*GIVEN TASK*: Type out all the records word for word. Any pictures are to be left out.

*RAW DATA*:
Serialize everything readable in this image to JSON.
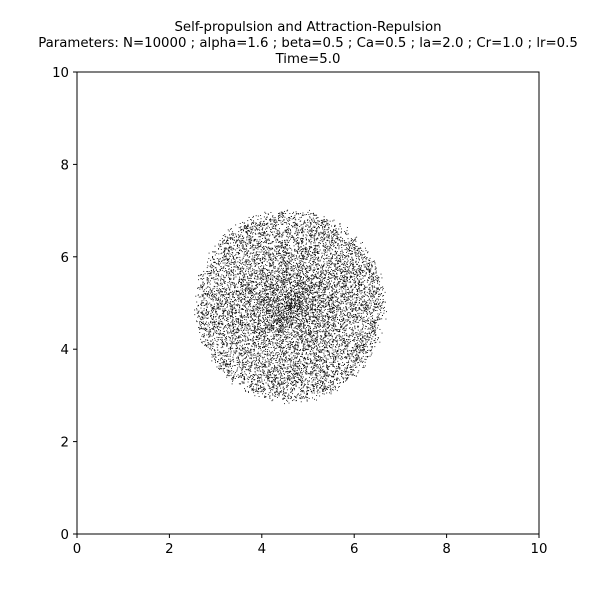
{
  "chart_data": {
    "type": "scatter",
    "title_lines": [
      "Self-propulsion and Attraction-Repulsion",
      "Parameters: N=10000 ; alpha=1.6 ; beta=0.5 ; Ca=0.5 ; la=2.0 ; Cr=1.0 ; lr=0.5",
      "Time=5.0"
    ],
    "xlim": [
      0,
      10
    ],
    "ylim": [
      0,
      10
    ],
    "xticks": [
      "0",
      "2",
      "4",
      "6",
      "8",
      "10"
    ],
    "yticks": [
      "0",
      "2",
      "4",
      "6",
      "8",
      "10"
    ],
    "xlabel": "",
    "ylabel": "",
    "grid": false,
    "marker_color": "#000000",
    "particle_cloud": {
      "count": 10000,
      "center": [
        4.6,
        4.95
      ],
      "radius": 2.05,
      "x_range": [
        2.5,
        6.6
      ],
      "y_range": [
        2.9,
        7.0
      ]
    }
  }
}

*RESULT FOR THIS EXERCISE*:
Serialize everything readable in this image to JSON.
{
  "chart_data": {
    "type": "scatter",
    "title_lines": [
      "Self-propulsion and Attraction-Repulsion",
      "Parameters: N=10000 ; alpha=1.6 ; beta=0.5 ; Ca=0.5 ; la=2.0 ; Cr=1.0 ; lr=0.5",
      "Time=5.0"
    ],
    "xlim": [
      0,
      10
    ],
    "ylim": [
      0,
      10
    ],
    "xticks": [
      "0",
      "2",
      "4",
      "6",
      "8",
      "10"
    ],
    "yticks": [
      "0",
      "2",
      "4",
      "6",
      "8",
      "10"
    ],
    "xlabel": "",
    "ylabel": "",
    "grid": false,
    "marker_color": "#000000",
    "particle_cloud": {
      "count": 10000,
      "center": [
        4.6,
        4.95
      ],
      "radius": 2.05,
      "x_range": [
        2.5,
        6.6
      ],
      "y_range": [
        2.9,
        7.0
      ]
    }
  }
}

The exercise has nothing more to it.